» EXTRAIT DU TEXTE:

══════════════════════════════

Le Magazine littéraire, no. 476 (mai 2008), 106p. [8.10$]
Le Dossier a pour thème « Lévi-Strauss, le penseur du siècle »
Le dossier qui comprend 28 pages est coordonné par Alexis Lacroix, rédacteur en chef adjoint. S`appuyant sur les meilleurs connaisseurs de son œuvre, ce numéro du Magazine littéraire revisite la trajectoire de ce penseur du siècle qu`est Lévi-Strauss. Dans le premier article, Catherine Clément, agrégé de philosophie, décrit l`auteur de Tristes tropiques (Plon,1955) comme un homme « qui fit de la philosophie par défaut , ne sachant pas encore ce qu`il voulait faire de sa vie […] L`ethnologue qui dans toute son œuvre récusa la philosophie est sans doute le meilleur philosophe de son temps, celui qui, ne posant pas de bornes à sa curiosité […] il ne donne pas de leçons. Sauf une. La leçon d`une pensée attachée à ne jamais abandonner l`aventure de l`esprit » (p.64).
L`article de Marcel Hénaff, agrégé de philosophie et professeur à l`université de Californie, à San Diego, porte sur la nouveauté de Lévi-Strauss. Pour lui, « Ce penseur a su, très tôt, percevoir le grand basculement qui s`opérait dans le champ des sciences en général et en capter les effets induits dans celui des sciences sociales » (p.68). Hénaff rappelle que dans Anthropologie structurale (Plon,1958), Lévi-Strauss explique comment il a emprunté à la linguistique le modèle qui lui a permis de repenser complètement les systèmes de parenté dans les sociétés traditionnelles. De son côté, le philosophe Dan Sperber souligne qu`en étudiant les mécanismes de la pensée, au-delà de l`opposition entre nature et culture, Lévi-Strauss préfigure les recherches des cognitivistes d`aujourd`hui. Il mentionne que « c`est Lévi-Strauss qui a fait du mot » structuralisme « , jusque-là réservé aux débats entre linguistes, le nom d`un mouvement bien plus ambitieux et qui visait à donner de nouveaux fondements aux sciences humaines » (p.70).

══════════════════════════════

» ENTRÉES RÉPERTORIÉES:
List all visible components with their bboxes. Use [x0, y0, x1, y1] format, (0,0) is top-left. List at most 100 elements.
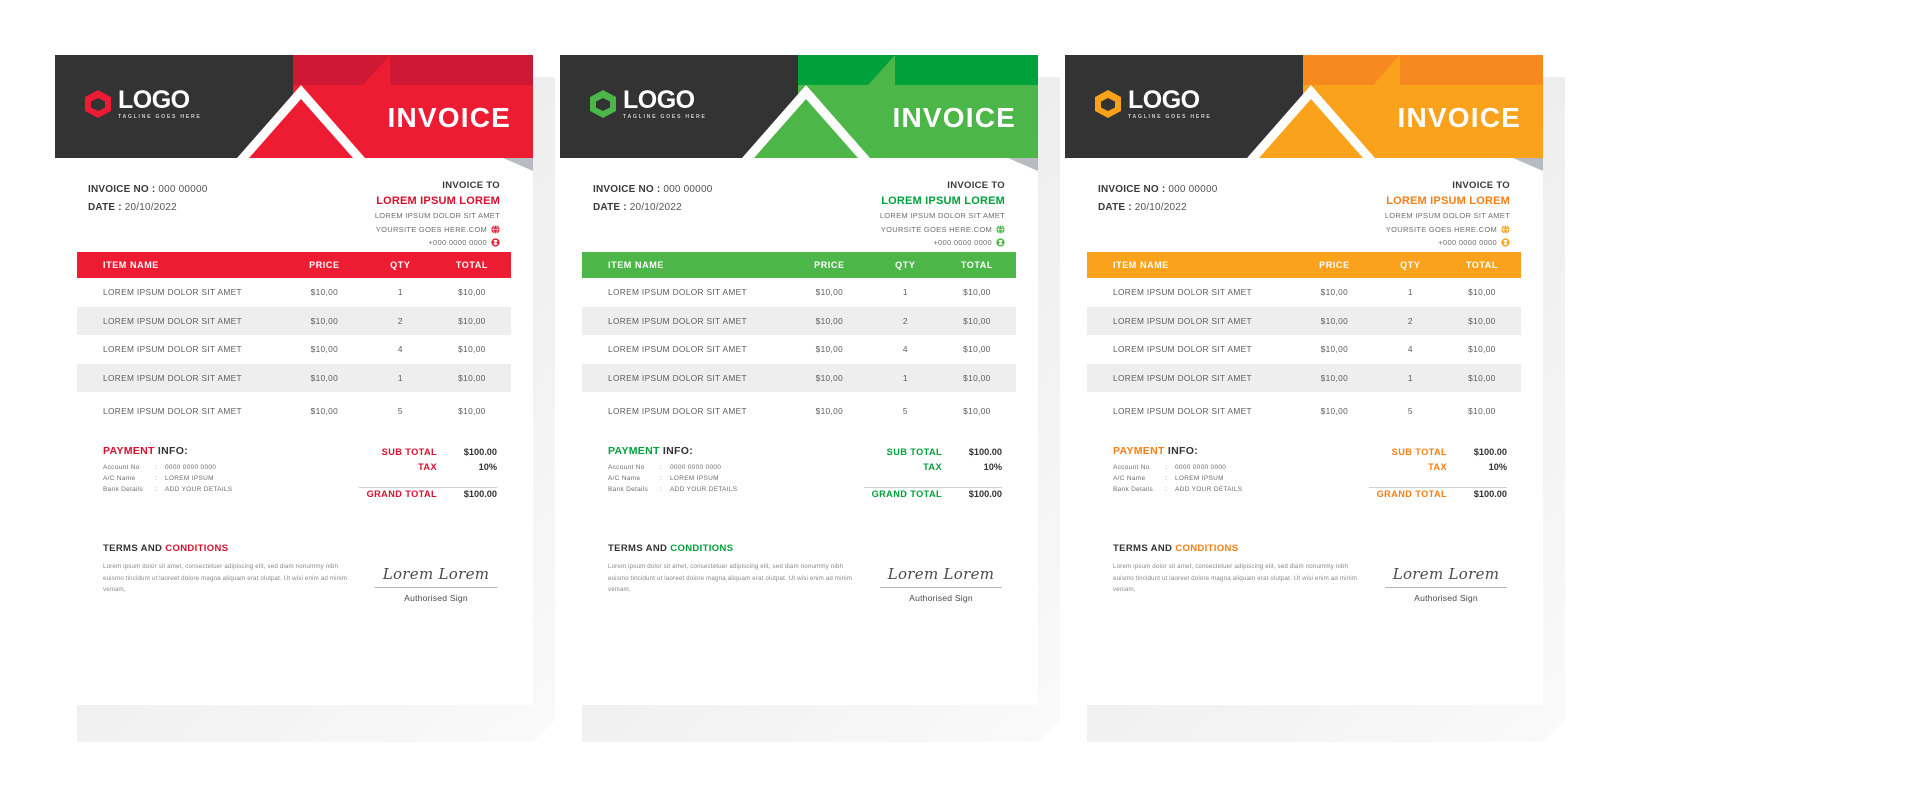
terms-body: Lorem ipsum dolor sit amet, consectetuer… — [1113, 563, 1358, 594]
table-row: LOREM IPSUM DOLOR SIT AMET $10,00 1 $10,00 — [77, 278, 511, 307]
cell-total: $10,00 — [1468, 405, 1496, 416]
table-row: LOREM IPSUM DOLOR SIT AMET $10,00 4 $10,00 — [582, 335, 1016, 364]
cell-price: $10,00 — [310, 287, 339, 298]
payment-info-value: LOREM IPSUM — [165, 475, 214, 483]
payment-info-value: LOREM IPSUM — [1175, 475, 1224, 483]
totals-label: GRAND TOTAL — [366, 489, 437, 500]
totals-spacer — [1377, 475, 1447, 487]
cell-qty: 1 — [902, 373, 908, 384]
logo-tagline: TAGLINE GOES HERE — [1128, 114, 1212, 120]
signature-block: Lorem Lorem Authorised Sign — [1385, 565, 1507, 603]
signature-script: Lorem Lorem — [887, 565, 995, 584]
cell-item-name: LOREM IPSUM DOLOR SIT AMET — [1113, 373, 1252, 384]
payment-info-separator: : — [155, 475, 158, 483]
logo-text: LOGO TAGLINE GOES HERE — [118, 88, 202, 120]
cell-total: $10,00 — [1468, 344, 1496, 355]
totals-values: $100.00 10% $100.00 — [1474, 445, 1507, 502]
payment-info-title-accent: PAYMENT — [608, 445, 660, 458]
signature-script: Lorem Lorem — [1392, 565, 1500, 584]
payment-info-title: PAYMENT INFO: — [103, 445, 232, 457]
totals-divider — [864, 487, 1002, 489]
column-header-price: PRICE — [309, 260, 340, 270]
invoice-to-website-text: YOURSITE GOES HERE.COM — [375, 225, 487, 234]
cell-qty: 2 — [397, 315, 403, 326]
totals-value: $100.00 — [1473, 489, 1507, 500]
invoice-template-set: LOGO TAGLINE GOES HERE INVOICE INVOICE NO :… — [0, 0, 1920, 797]
cell-item-name: LOREM IPSUM DOLOR SIT AMET — [1113, 315, 1252, 326]
payment-info-key: A/C Name — [103, 475, 136, 483]
invoice-meta-left: INVOICE NO : 000 00000 DATE : 20/10/2022 — [1098, 184, 1217, 220]
globe-icon — [1501, 225, 1510, 234]
cell-total: $10,00 — [963, 287, 991, 298]
payment-info-separator: : — [660, 475, 663, 483]
totals-divider — [359, 487, 497, 489]
cell-total: $10,00 — [1468, 287, 1496, 298]
cell-price: $10,00 — [310, 344, 339, 355]
column-header-total: TOTAL — [455, 260, 488, 270]
invoice-title: INVOICE — [1397, 102, 1521, 133]
totals-values: $100.00 10% $100.00 — [969, 445, 1002, 502]
payment-info-value: ADD YOUR DETAILS — [165, 486, 233, 494]
table-row: LOREM IPSUM DOLOR SIT AMET $10,00 5 $10,00 — [1087, 392, 1521, 429]
cell-item-name: LOREM IPSUM DOLOR SIT AMET — [1113, 344, 1252, 355]
table-row: LOREM IPSUM DOLOR SIT AMET $10,00 2 $10,00 — [582, 306, 1016, 336]
payment-info: PAYMENT INFO: Account No:0000 0000 0000 A/… — [1113, 445, 1242, 497]
totals-value: $100.00 — [968, 447, 1002, 458]
payment-info-title-accent: PAYMENT — [103, 445, 155, 458]
invoice-number-label: INVOICE NO : — [593, 184, 661, 195]
table-row: LOREM IPSUM DOLOR SIT AMET $10,00 1 $10,00 — [582, 278, 1016, 307]
payment-info-value: LOREM IPSUM — [670, 475, 719, 483]
invoice-card-orange: LOGO TAGLINE GOES HERE INVOICE INVOICE NO :… — [1065, 55, 1565, 742]
cell-item-name: LOREM IPSUM DOLOR SIT AMET — [608, 315, 747, 326]
totals-labels: SUB TOTAL TAX GRAND TOTAL — [1377, 445, 1447, 502]
logo-word: LOGO — [1128, 86, 1200, 114]
cell-total: $10,00 — [963, 405, 991, 416]
invoice-to-name: LOREM IPSUM LOREM — [376, 195, 500, 207]
payment-info-separator: : — [155, 464, 158, 472]
totals-labels: SUB TOTAL TAX GRAND TOTAL — [872, 445, 942, 502]
terms-title-accent: CONDITIONS — [1175, 543, 1239, 555]
terms-and-signature: TERMS AND CONDITIONS Lorem ipsum dolor si… — [1087, 543, 1521, 633]
cell-qty: 1 — [1407, 287, 1413, 298]
signature-block: Lorem Lorem Authorised Sign — [880, 565, 1002, 603]
invoice-number: INVOICE NO : 000 00000 — [593, 184, 712, 195]
terms-and-signature: TERMS AND CONDITIONS Lorem ipsum dolor si… — [582, 543, 1016, 633]
invoice-number-value: 000 00000 — [1168, 184, 1218, 195]
cell-qty: 1 — [1407, 373, 1413, 384]
cell-total: $10,00 — [963, 344, 991, 355]
terms-and-signature: TERMS AND CONDITIONS Lorem ipsum dolor si… — [77, 543, 511, 633]
logo-text: LOGO TAGLINE GOES HERE — [623, 88, 707, 120]
signature-caption: Authorised Sign — [404, 593, 468, 604]
invoice-to-block: INVOICE TO LOREM IPSUM LOREM LOREM IPSUM D… — [1385, 180, 1510, 251]
payment-info: PAYMENT INFO: Account No:0000 0000 0000 A/… — [103, 445, 232, 497]
totals-value: 10% — [983, 462, 1002, 473]
cell-item-name: LOREM IPSUM DOLOR SIT AMET — [103, 373, 242, 384]
table-row: LOREM IPSUM DOLOR SIT AMET $10,00 1 $10,00 — [1087, 363, 1521, 393]
terms-title-accent: CONDITIONS — [165, 543, 229, 555]
invoice-to-website: YOURSITE GOES HERE.COM — [880, 225, 1005, 234]
totals-spacer — [1474, 475, 1507, 487]
cell-qty: 5 — [1407, 405, 1413, 416]
totals-value: $100.00 — [463, 447, 497, 458]
invoice-date-label: DATE : — [88, 202, 122, 213]
table-row: LOREM IPSUM DOLOR SIT AMET $10,00 4 $10,00 — [1087, 335, 1521, 364]
logo: LOGO TAGLINE GOES HERE — [85, 88, 202, 120]
invoice-to-block: INVOICE TO LOREM IPSUM LOREM LOREM IPSUM D… — [375, 180, 500, 251]
payment-and-totals: PAYMENT INFO: Account No:0000 0000 0000 A/… — [582, 445, 1016, 521]
payment-info-row: Bank Details: ADD YOUR DETAILS — [1113, 486, 1242, 493]
terms-body: Lorem ipsum dolor sit amet, consectetuer… — [103, 563, 348, 594]
cell-item-name: LOREM IPSUM DOLOR SIT AMET — [103, 287, 242, 298]
payment-info-key: Account No — [103, 464, 140, 472]
column-header-qty: QTY — [1400, 260, 1421, 270]
cell-qty: 1 — [397, 287, 403, 298]
cell-total: $10,00 — [963, 373, 991, 384]
invoice-number: INVOICE NO : 000 00000 — [1098, 184, 1217, 195]
invoice-date-value: 20/10/2022 — [1134, 202, 1187, 213]
cell-price: $10,00 — [1320, 373, 1349, 384]
column-header-qty: QTY — [895, 260, 916, 270]
payment-info-row: Account No:0000 0000 0000 — [608, 464, 737, 471]
totals-label: TAX — [418, 462, 437, 473]
table-row: LOREM IPSUM DOLOR SIT AMET $10,00 5 $10,00 — [582, 392, 1016, 429]
telephone-icon — [491, 238, 500, 247]
payment-info-title: PAYMENT INFO: — [1113, 445, 1242, 457]
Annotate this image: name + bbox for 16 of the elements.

══════════════════════════════

Pouvez-vous recopier en entier l'extrait sur le dossier consacré à Lévi-Strauss, sans rien y changer ?

Le Magazine littéraire, no. 476 (mai 2008), 106p. [8.10$]
Le Dossier a pour thème « Lévi-Strauss, le penseur du siècle »
Le dossier qui comprend 28 pages est coordonné par Alexis Lacroix, rédacteur en chef adjoint. S`appuyant sur les meilleurs connaisseurs de son œuvre, ce numéro du Magazine littéraire revisite la trajectoire de ce penseur du siècle qu`est Lévi-Strauss. Dans le premier article, Catherine Clément, agrégé de philosophie, décrit l`auteur de Tristes tropiques (Plon,1955) comme un homme « qui fit de la philosophie par défaut , ne sachant pas encore ce qu`il voulait faire de sa vie […] L`ethnologue qui dans toute son œuvre récusa la philosophie est sans doute le meilleur philosophe de son temps, celui qui, ne posant pas de bornes à sa curiosité […] il ne donne pas de leçons. Sauf une. La leçon d`une pensée attachée à ne jamais abandonner l`aventure de l`esprit » (p.64).
L`article de Marcel Hénaff, agrégé de philosophie et professeur à l`université de Californie, à San Diego, porte sur la nouveauté de Lévi-Strauss. Pour lui, « Ce penseur a su, très tôt, percevoir le grand basculement qui s`opérait dans le champ des sciences en général et en capter les effets induits dans celui des sciences sociales » (p.68). Hénaff rappelle que dans Anthropologie structurale (Plon,1958), Lévi-Strauss explique comment il a emprunté à la linguistique le modèle qui lui a permis de repenser complètement les systèmes de parenté dans les sociétés traditionnelles. De son côté, le philosophe Dan Sperber souligne qu`en étudiant les mécanismes de la pensée, au-delà de l`opposition entre nature et culture, Lévi-Strauss préfigure les recherches des cognitivistes d`aujourd`hui. Il mentionne que « c`est Lévi-Strauss qui a fait du mot » structuralisme « , jusque-là réservé aux débats entre linguistes, le nom d`un mouvement bien plus ambitieux et qui visait à donner de nouveaux fondements aux sciences humaines » (p.70).